Records shown:

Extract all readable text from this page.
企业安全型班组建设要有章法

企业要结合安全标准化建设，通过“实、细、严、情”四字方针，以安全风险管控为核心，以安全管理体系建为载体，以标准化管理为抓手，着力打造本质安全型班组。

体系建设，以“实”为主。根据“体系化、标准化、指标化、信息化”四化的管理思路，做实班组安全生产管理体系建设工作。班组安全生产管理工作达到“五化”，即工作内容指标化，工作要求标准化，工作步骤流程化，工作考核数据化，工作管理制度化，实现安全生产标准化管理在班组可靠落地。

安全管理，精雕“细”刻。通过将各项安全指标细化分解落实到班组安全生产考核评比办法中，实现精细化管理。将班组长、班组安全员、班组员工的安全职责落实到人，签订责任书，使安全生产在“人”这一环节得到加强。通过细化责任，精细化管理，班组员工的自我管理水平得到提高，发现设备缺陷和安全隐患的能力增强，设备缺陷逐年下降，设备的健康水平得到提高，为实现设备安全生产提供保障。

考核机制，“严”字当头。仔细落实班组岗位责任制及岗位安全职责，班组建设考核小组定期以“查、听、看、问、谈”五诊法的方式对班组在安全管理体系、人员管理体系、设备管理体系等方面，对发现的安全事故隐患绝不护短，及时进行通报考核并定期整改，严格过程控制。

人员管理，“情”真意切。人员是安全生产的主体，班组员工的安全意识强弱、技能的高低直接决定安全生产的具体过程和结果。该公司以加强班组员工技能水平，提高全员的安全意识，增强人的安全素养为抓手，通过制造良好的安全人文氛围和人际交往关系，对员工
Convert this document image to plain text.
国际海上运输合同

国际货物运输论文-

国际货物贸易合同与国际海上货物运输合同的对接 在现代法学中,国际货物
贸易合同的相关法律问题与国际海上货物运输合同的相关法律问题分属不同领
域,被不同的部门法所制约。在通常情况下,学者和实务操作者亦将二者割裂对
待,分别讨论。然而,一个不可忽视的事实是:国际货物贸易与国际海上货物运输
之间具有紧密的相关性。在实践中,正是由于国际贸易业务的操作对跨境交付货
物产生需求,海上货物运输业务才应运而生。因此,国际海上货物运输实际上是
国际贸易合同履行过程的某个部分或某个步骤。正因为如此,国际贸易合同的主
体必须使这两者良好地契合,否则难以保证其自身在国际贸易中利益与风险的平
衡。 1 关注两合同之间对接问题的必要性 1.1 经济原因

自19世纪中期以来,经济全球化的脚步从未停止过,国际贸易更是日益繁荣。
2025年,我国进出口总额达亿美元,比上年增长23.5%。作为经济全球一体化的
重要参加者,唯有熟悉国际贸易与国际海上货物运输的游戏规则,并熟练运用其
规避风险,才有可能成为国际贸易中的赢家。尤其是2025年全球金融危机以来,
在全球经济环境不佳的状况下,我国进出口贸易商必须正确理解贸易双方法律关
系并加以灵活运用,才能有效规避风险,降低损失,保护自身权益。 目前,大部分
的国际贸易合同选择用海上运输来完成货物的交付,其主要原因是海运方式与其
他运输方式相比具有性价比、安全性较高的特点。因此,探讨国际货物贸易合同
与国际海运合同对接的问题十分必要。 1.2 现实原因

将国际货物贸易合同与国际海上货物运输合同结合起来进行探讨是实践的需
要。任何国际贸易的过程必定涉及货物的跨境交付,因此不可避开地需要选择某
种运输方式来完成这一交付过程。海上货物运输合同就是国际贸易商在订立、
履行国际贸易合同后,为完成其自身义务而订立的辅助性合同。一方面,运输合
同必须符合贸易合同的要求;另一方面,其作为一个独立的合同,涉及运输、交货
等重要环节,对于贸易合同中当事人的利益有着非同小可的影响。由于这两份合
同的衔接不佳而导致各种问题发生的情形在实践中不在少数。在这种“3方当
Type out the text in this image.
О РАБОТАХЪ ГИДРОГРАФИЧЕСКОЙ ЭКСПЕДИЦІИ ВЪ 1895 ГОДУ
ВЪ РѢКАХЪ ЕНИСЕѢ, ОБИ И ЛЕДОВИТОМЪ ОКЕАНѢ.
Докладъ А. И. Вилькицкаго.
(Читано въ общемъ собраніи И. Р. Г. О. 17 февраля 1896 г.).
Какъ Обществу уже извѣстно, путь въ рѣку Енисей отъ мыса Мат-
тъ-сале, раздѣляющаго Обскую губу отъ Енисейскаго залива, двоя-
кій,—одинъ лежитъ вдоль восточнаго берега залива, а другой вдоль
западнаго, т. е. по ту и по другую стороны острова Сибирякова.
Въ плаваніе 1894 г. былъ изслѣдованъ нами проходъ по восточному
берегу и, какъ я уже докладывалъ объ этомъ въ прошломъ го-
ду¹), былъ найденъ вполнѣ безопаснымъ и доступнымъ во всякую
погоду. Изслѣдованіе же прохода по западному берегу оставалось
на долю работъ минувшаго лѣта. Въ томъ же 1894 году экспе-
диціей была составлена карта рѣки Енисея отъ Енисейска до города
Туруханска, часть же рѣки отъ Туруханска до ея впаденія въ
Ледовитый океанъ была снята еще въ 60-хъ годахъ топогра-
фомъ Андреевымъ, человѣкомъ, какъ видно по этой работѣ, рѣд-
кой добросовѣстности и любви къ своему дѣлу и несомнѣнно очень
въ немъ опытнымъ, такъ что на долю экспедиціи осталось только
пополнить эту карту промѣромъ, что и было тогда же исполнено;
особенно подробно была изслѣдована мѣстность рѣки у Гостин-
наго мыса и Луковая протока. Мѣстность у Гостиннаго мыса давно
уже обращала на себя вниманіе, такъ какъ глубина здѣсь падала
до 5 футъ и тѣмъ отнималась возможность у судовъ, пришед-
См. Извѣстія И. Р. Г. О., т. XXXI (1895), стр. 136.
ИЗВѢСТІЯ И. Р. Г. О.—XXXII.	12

Challenge: Copy each record from above without leaving any out.

Worked solution:
Extract all readable text from this page.
企业安全型班组建设要有章法

企业要结合安全标准化建设，通过“实、细、严、情”四字方针，以安全风险管控为核心，以安全管理体系建为载体，以标准化管理为抓手，着力打造本质安全型班组。

体系建设，以“实”为主。根据“体系化、标准化、指标化、信息化”四化的管理思路，做实班组安全生产管理体系建设工作。班组安全生产管理工作达到“五化”，即工作内容指标化，工作要求标准化，工作步骤流程化，工作考核数据化，工作管理制度化，实现安全生产标准化管理在班组可靠落地。

安全管理，精雕“细”刻。通过将各项安全指标细化分解落实到班组安全生产考核评比办法中，实现精细化管理。将班组长、班组安全员、班组员工的安全职责落实到人，签订责任书，使安全生产在“人”这一环节得到加强。通过细化责任，精细化管理，班组员工的自我管理水平得到提高，发现设备缺陷和安全隐患的能力增强，设备缺陷逐年下降，设备的健康水平得到提高，为实现设备安全生产提供保障。

考核机制，“严”字当头。仔细落实班组岗位责任制及岗位安全职责，班组建设考核小组定期以“查、听、看、问、谈”五诊法的方式对班组在安全管理体系、人员管理体系、设备管理体系等方面，对发现的安全事故隐患绝不护短，及时进行通报考核并定期整改，严格过程控制。

人员管理，“情”真意切。人员是安全生产的主体，班组员工的安全意识强弱、技能的高低直接决定安全生产的具体过程和结果。该公司以加强班组员工技能水平，提高全员的安全意识，增强人的安全素养为抓手，通过制造良好的安全人文氛围和人际交往关系，对员工
Convert this document image to plain text.
国际海上运输合同

国际货物运输论文-

国际货物贸易合同与国际海上货物运输合同的对接 在现代法学中,国际货物
贸易合同的相关法律问题与国际海上货物运输合同的相关法律问题分属不同领
域,被不同的部门法所制约。在通常情况下,学者和实务操作者亦将二者割裂对
待,分别讨论。然而,一个不可忽视的事实是:国际货物贸易与国际海上货物运输
之间具有紧密的相关性。在实践中,正是由于国际贸易业务的操作对跨境交付货
物产生需求,海上货物运输业务才应运而生。因此,国际海上货物运输实际上是
国际贸易合同履行过程的某个部分或某个步骤。正因为如此,国际贸易合同的主
体必须使这两者良好地契合,否则难以保证其自身在国际贸易中利益与风险的平
衡。 1 关注两合同之间对接问题的必要性 1.1 经济原因

自19世纪中期以来,经济全球化的脚步从未停止过,国际贸易更是日益繁荣。
2025年,我国进出口总额达亿美元,比上年增长23.5%。作为经济全球一体化的
重要参加者,唯有熟悉国际贸易与国际海上货物运输的游戏规则,并熟练运用其
规避风险,才有可能成为国际贸易中的赢家。尤其是2025年全球金融危机以来,
在全球经济环境不佳的状况下,我国进出口贸易商必须正确理解贸易双方法律关
系并加以灵活运用,才能有效规避风险,降低损失,保护自身权益。 目前,大部分
的国际贸易合同选择用海上运输来完成货物的交付,其主要原因是海运方式与其
他运输方式相比具有性价比、安全性较高的特点。因此,探讨国际货物贸易合同
与国际海运合同对接的问题十分必要。 1.2 现实原因

将国际货物贸易合同与国际海上货物运输合同结合起来进行探讨是实践的需
要。任何国际贸易的过程必定涉及货物的跨境交付,因此不可避开地需要选择某
种运输方式来完成这一交付过程。海上货物运输合同就是国际贸易商在订立、
履行国际贸易合同后,为完成其自身义务而订立的辅助性合同。一方面,运输合
同必须符合贸易合同的要求;另一方面,其作为一个独立的合同,涉及运输、交货
等重要环节,对于贸易合同中当事人的利益有着非同小可的影响。由于这两份合
同的衔接不佳而导致各种问题发生的情形在实践中不在少数。在这种“3方当
Type out the text in this image.
О РАБОТАХЪ ГИДРОГРАФИЧЕСКОЙ ЭКСПЕДИЦІИ ВЪ 1895 ГОДУ
ВЪ РѢКАХЪ ЕНИСЕѢ, ОБИ И ЛЕДОВИТОМЪ ОКЕАНѢ.
Докладъ А. И. Вилькицкаго.
(Читано въ общемъ собраніи И. Р. Г. О. 17 февраля 1896 г.).
Какъ Обществу уже извѣстно, путь въ рѣку Енисей отъ мыса Мат-
тъ-сале, раздѣляющаго Обскую губу отъ Енисейскаго залива, двоя-
кій,—одинъ лежитъ вдоль восточнаго берега залива, а другой вдоль
западнаго, т. е. по ту и по другую стороны острова Сибирякова.
Въ плаваніе 1894 г. былъ изслѣдованъ нами проходъ по восточному
берегу и, какъ я уже докладывалъ объ этомъ въ прошломъ го-
ду¹), былъ найденъ вполнѣ безопаснымъ и доступнымъ во всякую
погоду. Изслѣдованіе же прохода по западному берегу оставалось
на долю работъ минувшаго лѣта. Въ томъ же 1894 году экспе-
диціей была составлена карта рѣки Енисея отъ Енисейска до города
Туруханска, часть же рѣки отъ Туруханска до ея впаденія въ
Ледовитый океанъ была снята еще въ 60-хъ годахъ топогра-
фомъ Андреевымъ, человѣкомъ, какъ видно по этой работѣ, рѣд-
кой добросовѣстности и любви къ своему дѣлу и несомнѣнно очень
въ немъ опытнымъ, такъ что на долю экспедиціи осталось только
пополнить эту карту промѣромъ, что и было тогда же исполнено;
особенно подробно была изслѣдована мѣстность рѣки у Гостин-
наго мыса и Луковая протока. Мѣстность у Гостиннаго мыса давно
уже обращала на себя вниманіе, такъ какъ глубина здѣсь падала
до 5 футъ и тѣмъ отнималась возможность у судовъ, пришед-
См. Извѣстія И. Р. Г. О., т. XXXI (1895), стр. 136.
ИЗВѢСТІЯ И. Р. Г. О.—XXXII.	12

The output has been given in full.